(Selected passage):
-- Begin --

# my home made turkey flesher



## Illinoisbound (Mar 20, 2012)

big enough for turkeys and easy to clean


----------



## John I. Shore (Mar 20, 2012)

Looks good, have you "test fired" it yet?  Let us know how well it does.

John I.


----------



## shakey gizzard (Mar 20, 2012)

Sweet!


----------



## tedsknives (Mar 20, 2012)

I dont know what im looking at , but it looks GOOD


----------



## Illinoisbound (Mar 20, 2012)

messermacher said:


> Looks good, have you "test fired" it yet?  Let us know how well it does.
> 
> John I.



Thanks
It works like a champ.  I may play around with different wheel brushes.  It has a fine wheel on it now and it works fine.  May try a firm one to do deer faces to see how that works.


----------



## John I. Shore (Mar 20, 2012)

So, you use that to flesh hides? I have never seen one of these, not really shore what you're doing with it.  Doing deer faces?  Tell us more.

John I.


----------



## Anvil Head (Mar 21, 2012)

Doesn't look like a good place for fingers!
I'm with the rest......what's it really do?


----------



## nkbigdog (Mar 21, 2012)

would also like to know!


----------



## Illinoisbound (Mar 21, 2012)

*fleshing turkeys for mounting*

The main purpose is to remove the meat and fat from a turkey skin.  I normally just use a knife for deer but just thought I might try it on deer faces. Not sure how it will do on deer.  The fine wire wheel works really well on turkey skins.

Most bird fleshers are made for ducks and other small birds.  Those are really to small to flesh a turkey so I made this one big enough to be able to move a turkey around well inside while fleshing.  Being made from a round plastic drum it is also to clean.  The clear plexiglass allows light and sight through the top while fleshing. I can also just sit in front to flesh if I choose to.

In short you don't really want to use a knife to flesh a bird only to skin it out.  I hope this sheds a little light on what this is used for.


----------



## Anvil Head (Mar 21, 2012)

Kind of figured, but one never knows. Thanks for splaining.


----------

-- End --

(Problems and tasks):
**A)** Translate this sentence from the turkey flesher thread into Spanish: "The clear plexiglass allows light and sight through the top while fleshing."
**B)** Reproduce word for word the portion of the turkey flesher thread between "So, you use" and "place for fingers!", inclusive.
The records come from a different source than the turkey flesher thread.

(Supplied material):

-- Begin --

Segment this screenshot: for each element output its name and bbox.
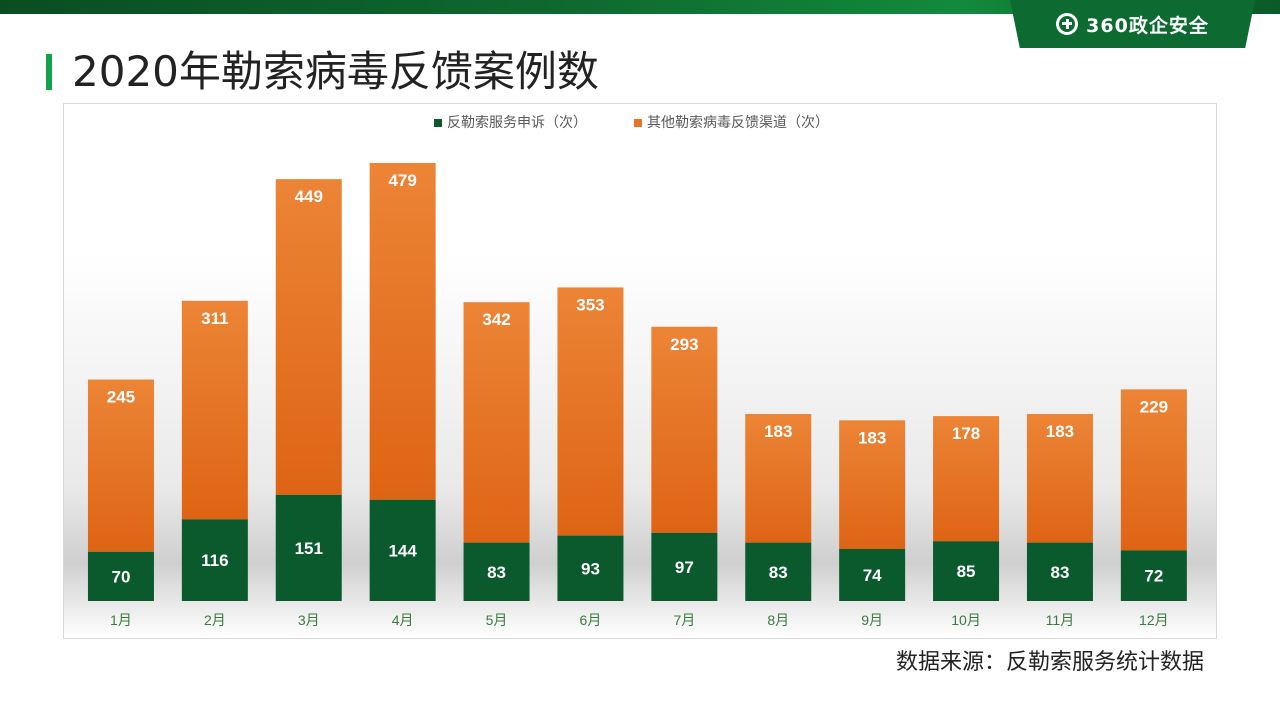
title-accent-bar [46, 54, 52, 90]
brand-logo: 360政企安全 [1010, 0, 1255, 48]
label-other-12: 229 [1140, 397, 1168, 416]
label-complaints-8: 83 [769, 563, 788, 582]
x-tick-label-11: 11月 [1046, 612, 1075, 628]
label-complaints-5: 83 [487, 563, 506, 582]
bar-complaints-5 [463, 542, 530, 601]
bar-other-11 [1026, 413, 1093, 543]
page-title: 2020年勒索病毒反馈案例数 [72, 47, 599, 96]
chart-frame: 反勒索服务申诉（次） 其他勒索病毒反馈渠道（次） 245 70 311 116 449 15… [63, 103, 1217, 639]
bar-other-6 [557, 287, 624, 536]
bar-other-3 [275, 179, 342, 495]
x-tick-label-1: 1月 [110, 612, 132, 628]
label-other-11: 183 [1046, 422, 1074, 441]
label-complaints-3: 151 [295, 539, 323, 558]
label-complaints-2: 116 [201, 551, 228, 570]
top-banner [0, 0, 1280, 14]
label-complaints-1: 70 [111, 567, 130, 586]
label-complaints-11: 83 [1050, 563, 1069, 582]
bar-other-9 [839, 420, 906, 549]
bar-other-10 [933, 416, 1000, 542]
x-tick-label-4: 4月 [392, 612, 414, 628]
x-tick-label-2: 2月 [204, 612, 226, 628]
label-other-6: 353 [576, 295, 604, 314]
bar-complaints-7 [651, 532, 718, 601]
x-tick-label-8: 8月 [767, 612, 789, 628]
label-other-4: 479 [388, 171, 416, 190]
legend-swatch-other [634, 119, 642, 127]
stacked-bar-chart: 反勒索服务申诉（次） 其他勒索病毒反馈渠道（次） 245 70 311 116 449 15… [87, 114, 1187, 628]
label-complaints-10: 85 [957, 562, 976, 581]
bar-complaints-6 [557, 535, 624, 601]
bar-complaints-12 [1120, 550, 1187, 601]
label-other-3: 449 [295, 187, 323, 206]
x-tick-label-12: 12月 [1139, 612, 1169, 628]
bar-complaints-3 [275, 494, 342, 601]
label-complaints-9: 74 [863, 566, 882, 585]
x-tick-label-6: 6月 [580, 612, 602, 628]
label-other-1: 245 [107, 388, 135, 407]
label-other-5: 342 [482, 310, 510, 329]
label-complaints-6: 93 [581, 559, 600, 578]
label-other-10: 178 [952, 424, 980, 443]
brand-logo-text: 360政企安全 [1086, 14, 1209, 37]
bar-other-12 [1120, 389, 1187, 551]
bar-other-1 [87, 379, 154, 552]
data-source-note: 数据来源：反勒索服务统计数据 [895, 650, 1204, 675]
legend-swatch-complaints [434, 119, 442, 127]
bar-other-8 [745, 413, 812, 543]
x-tick-label-3: 3月 [298, 612, 320, 628]
bar-complaints-2 [181, 519, 248, 601]
bar-other-4 [369, 162, 436, 500]
bar-complaints-1 [87, 551, 154, 601]
label-other-8: 183 [764, 422, 792, 441]
bar-other-5 [463, 302, 530, 543]
bar-other-2 [181, 300, 248, 520]
label-other-9: 183 [858, 428, 886, 447]
bar-complaints-8 [745, 542, 812, 601]
x-tick-label-9: 9月 [861, 612, 883, 628]
label-complaints-12: 72 [1144, 567, 1163, 586]
bar-complaints-9 [839, 548, 906, 601]
legend-label-complaints: 反勒索服务申诉（次） [447, 114, 587, 130]
brand-plus-icon [1056, 13, 1079, 35]
bar-other-7 [651, 326, 718, 533]
legend-label-other: 其他勒索病毒反馈渠道（次） [647, 114, 829, 130]
bar-complaints-4 [369, 499, 436, 601]
x-tick-label-5: 5月 [486, 612, 508, 628]
label-other-7: 293 [670, 335, 698, 354]
label-complaints-4: 144 [388, 541, 417, 560]
label-complaints-7: 97 [675, 558, 694, 577]
x-tick-label-10: 10月 [951, 612, 981, 628]
label-other-2: 311 [201, 309, 228, 328]
x-tick-label-7: 7月 [673, 612, 695, 628]
bar-complaints-11 [1026, 542, 1093, 601]
bar-complaints-10 [933, 541, 1000, 601]
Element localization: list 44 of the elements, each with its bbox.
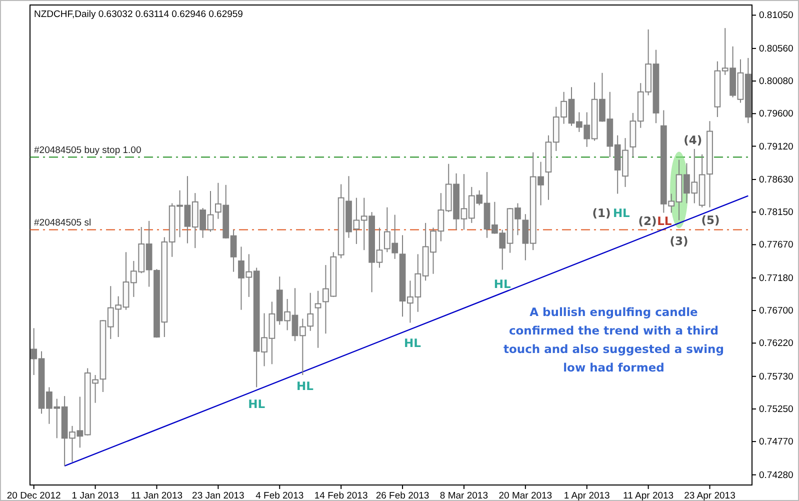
x-tick-label: 23 Apr 2013: [684, 490, 736, 501]
annotation: LL: [657, 214, 672, 228]
y-tick-label: 0.79600: [759, 108, 794, 120]
annotation: (3): [670, 234, 688, 248]
annotation: (5): [701, 213, 720, 227]
y-tick-label: 0.79120: [759, 141, 794, 152]
ref-line-label: #20484505 buy stop 1.00: [34, 145, 142, 156]
y-tick-label: 0.78150: [759, 207, 794, 218]
x-tick-label: 4 Feb 2013: [256, 490, 304, 501]
x-tick-label: 11 Apr 2013: [623, 490, 674, 501]
x-tick-label: 26 Feb 2013: [376, 490, 430, 501]
annotation: HL: [494, 277, 512, 291]
y-tick-label: 0.75250: [759, 404, 794, 415]
annotation: HL: [404, 336, 422, 350]
x-tick-label: 1 Apr 2013: [564, 490, 610, 501]
annotation: HL: [612, 206, 631, 220]
x-tick-label: 23 Jan 2013: [192, 490, 244, 501]
y-tick-label: 0.74770: [759, 436, 794, 448]
x-tick-label: 14 Feb 2013: [314, 490, 368, 501]
y-tick-label: 0.75730: [759, 371, 794, 382]
annotation: HL: [296, 379, 314, 393]
y-tick-label: 0.80560: [759, 43, 794, 54]
x-tick-label: 11 Jan 2013: [130, 490, 183, 501]
annotation: (1): [592, 206, 611, 220]
x-tick-label: 20 Mar 2013: [498, 490, 552, 501]
y-tick-label: 0.74280: [759, 470, 794, 481]
candlestick: [307, 292, 314, 332]
y-tick-label: 0.76220: [759, 338, 794, 350]
y-tick-label: 0.76700: [759, 306, 794, 317]
x-tick-label: 8 Mar 2013: [440, 490, 488, 501]
chart-title: NZDCHF,Daily 0.63032 0.63114 0.62946 0.62959: [34, 9, 243, 20]
annotation: (4): [684, 133, 702, 147]
y-tick-label: 0.77180: [759, 272, 794, 284]
y-tick-label: 0.81050: [759, 10, 794, 22]
x-tick-label: 20 Dec 2012: [6, 490, 61, 501]
y-tick-label: 0.80080: [759, 76, 794, 88]
candlestick: [314, 290, 322, 348]
y-tick-label: 0.78630: [759, 174, 794, 186]
annotation: HL: [248, 397, 266, 411]
annotation: A bullish engulfing candle confirmed the trend with a third touch and also suggested a swing low had formed: [503, 305, 724, 374]
ref-line-label: #20484505 sl: [34, 218, 92, 229]
x-tick-label: 1 Jan 2013: [72, 490, 119, 501]
y-tick-label: 0.77670: [759, 240, 794, 251]
annotation: (2): [638, 214, 657, 228]
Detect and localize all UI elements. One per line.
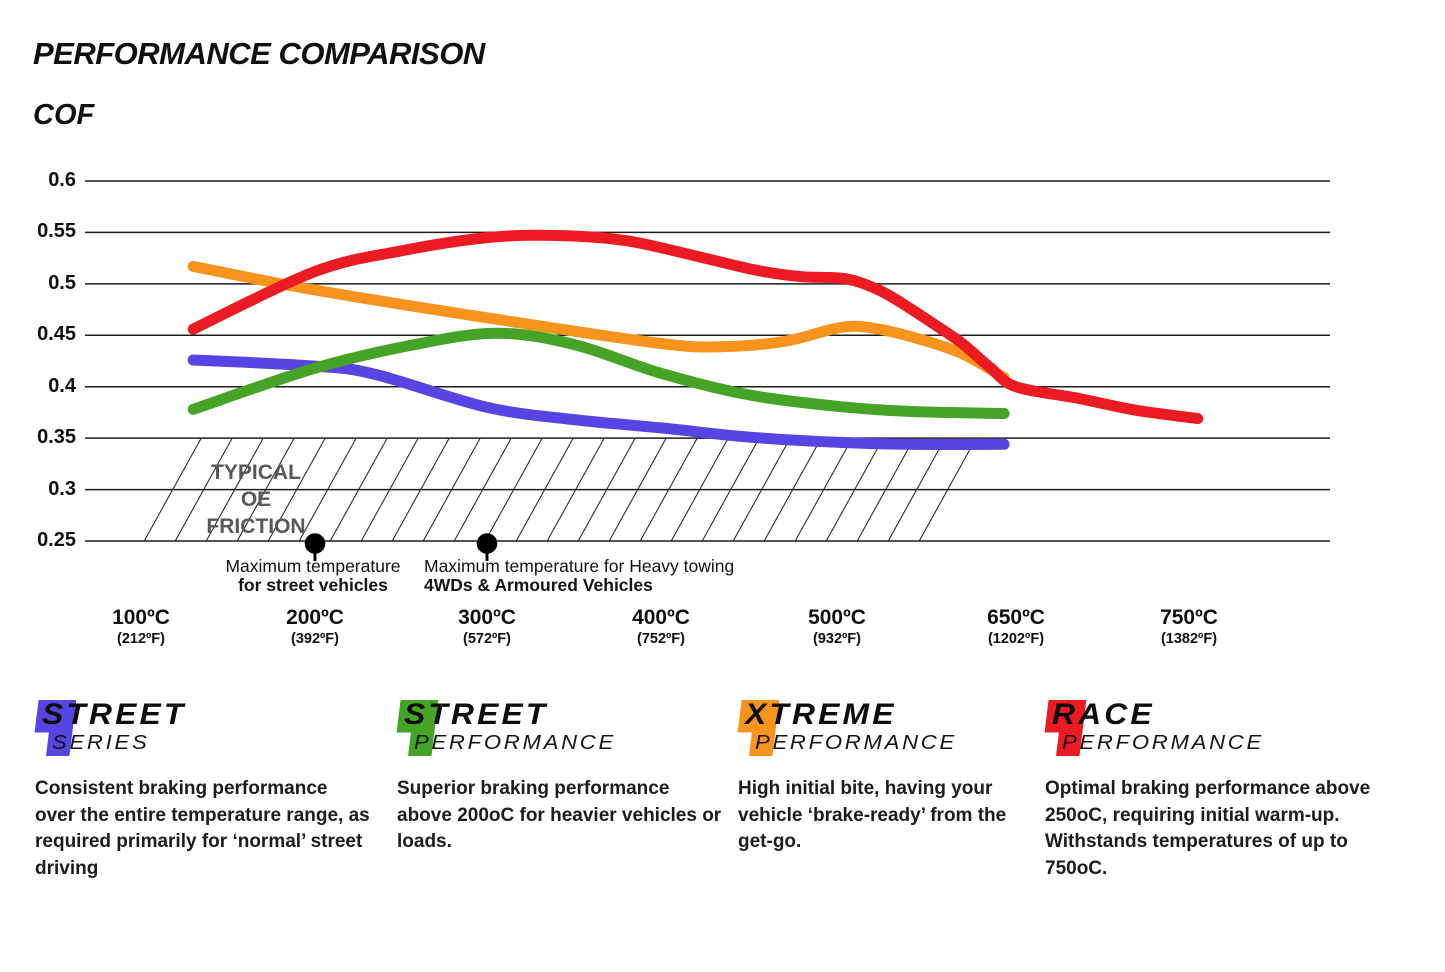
brand-description: Superior braking performance above 200oC… bbox=[397, 778, 722, 852]
y-tick-label: 0.3 bbox=[48, 477, 76, 500]
y-tick-label: 0.25 bbox=[37, 529, 76, 551]
x-tick-fahrenheit: (1202ºF) bbox=[987, 631, 1045, 647]
x-tick-fahrenheit: (932ºF) bbox=[812, 631, 861, 647]
series-street-series bbox=[187, 354, 1010, 450]
y-tick-label: 0.45 bbox=[37, 323, 76, 346]
series-xtreme-performance bbox=[187, 260, 1010, 383]
x-tick-celsius: 500ºC bbox=[808, 606, 866, 629]
annotation-line1: Maximum temperature bbox=[225, 556, 401, 576]
legend-item-street-series: STREET SERIES Consistent braking performan… bbox=[35, 698, 370, 882]
brand-logo-street-series: STREET SERIES bbox=[35, 698, 370, 760]
x-tick-celsius: 100ºC bbox=[112, 606, 170, 629]
x-tick-fahrenheit: (572ºF) bbox=[462, 631, 511, 647]
brand-logo-race-performance: RACE PERFORMANCE bbox=[1045, 698, 1375, 760]
oe-friction-label-line2: FRICTION bbox=[206, 515, 306, 538]
x-tick-fahrenheit: (212ºF) bbox=[116, 631, 165, 647]
oe-friction-label-line1: TYPICAL OE bbox=[211, 461, 301, 511]
brand-logo-xtreme-performance: XTREME PERFORMANCE bbox=[738, 698, 1028, 760]
brand-name-line1: STREET bbox=[42, 698, 187, 731]
x-tick-label: 300ºC (572ºF) bbox=[417, 606, 557, 648]
x-tick-label: 500ºC (932ºF) bbox=[767, 606, 907, 648]
series-race-performance bbox=[187, 229, 1204, 425]
x-tick-fahrenheit: (1382ºF) bbox=[1160, 631, 1218, 647]
annotation-line2: 4WDs & Armoured Vehicles bbox=[424, 575, 653, 595]
y-tick-label: 0.6 bbox=[48, 169, 76, 191]
annotation-line1: Maximum temperature for Heavy towing bbox=[424, 556, 735, 576]
x-tick-celsius: 400ºC bbox=[632, 606, 690, 629]
brand-name-line2: PERFORMANCE bbox=[755, 731, 957, 754]
brand-name-line2: PERFORMANCE bbox=[414, 731, 616, 754]
x-tick-label: 750ºC (1382ºF) bbox=[1119, 606, 1259, 648]
y-tick-label: 0.4 bbox=[48, 374, 76, 397]
y-tick-label: 0.55 bbox=[37, 220, 76, 243]
legend-item-street-performance: STREET PERFORMANCE Superior braking perfor… bbox=[397, 698, 727, 856]
brand-description: High initial bite, having your vehicle ‘… bbox=[738, 778, 1007, 852]
x-tick-fahrenheit: (392ºF) bbox=[290, 631, 339, 647]
x-tick-fahrenheit: (752ºF) bbox=[636, 631, 685, 647]
x-tick-label: 650ºC (1202ºF) bbox=[946, 606, 1086, 648]
x-tick-label: 100ºC (212ºF) bbox=[71, 606, 211, 648]
x-tick-celsius: 200ºC bbox=[286, 606, 344, 629]
brand-name-line1: STREET bbox=[404, 698, 549, 731]
x-tick-celsius: 750ºC bbox=[1160, 606, 1218, 629]
y-axis-title: COF bbox=[33, 99, 95, 131]
y-tick-label: 0.35 bbox=[37, 426, 76, 449]
page-title: PERFORMANCE COMPARISON bbox=[33, 36, 485, 71]
brand-logo-street-performance: STREET PERFORMANCE bbox=[397, 698, 727, 760]
marker-pin bbox=[476, 533, 498, 554]
brand-name-line1: RACE bbox=[1052, 698, 1155, 731]
annotation-street-max-temp: Maximum temperature for street vehicles bbox=[152, 557, 474, 595]
brand-description: Optimal braking performance above 250oC,… bbox=[1045, 778, 1371, 879]
brand-description: Consistent braking performance over the … bbox=[35, 778, 370, 879]
legend-item-race-performance: RACE PERFORMANCE Optimal braking performan… bbox=[1045, 698, 1375, 882]
marker-pin bbox=[304, 533, 326, 554]
annotation-towing-max-temp: Maximum temperature for Heavy towing 4WD… bbox=[424, 557, 804, 595]
legend-item-xtreme-performance: XTREME PERFORMANCE High initial bite, havi… bbox=[738, 698, 1028, 856]
oe-friction-label: TYPICAL OE FRICTION bbox=[196, 459, 316, 540]
annotation-line2: for street vehicles bbox=[238, 575, 388, 595]
x-tick-label: 400ºC (752ºF) bbox=[591, 606, 731, 648]
x-tick-celsius: 650ºC bbox=[987, 606, 1045, 629]
brand-name-line2: PERFORMANCE bbox=[1062, 731, 1264, 754]
y-tick-label: 0.5 bbox=[48, 271, 76, 294]
brand-name-line1: XTREME bbox=[745, 698, 897, 731]
x-tick-celsius: 300ºC bbox=[458, 606, 516, 629]
series-street-performance bbox=[187, 327, 1010, 419]
brand-name-line2: SERIES bbox=[52, 731, 150, 754]
x-tick-label: 200ºC (392ºF) bbox=[245, 606, 385, 648]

-- End --

(Solutions to the exercise):
**A)** El plexiglás transparente deja pasar la luz y permite ver a través de la parte superior mientras se descarna.

**B)**
So, you use that to flesh hides? I have never seen one of these, not really shore what you're doing with it.  Doing deer faces?  Tell us more.

John I.


----------



## Anvil Head (Mar 21, 2012)

Doesn't look like a good place for fingers!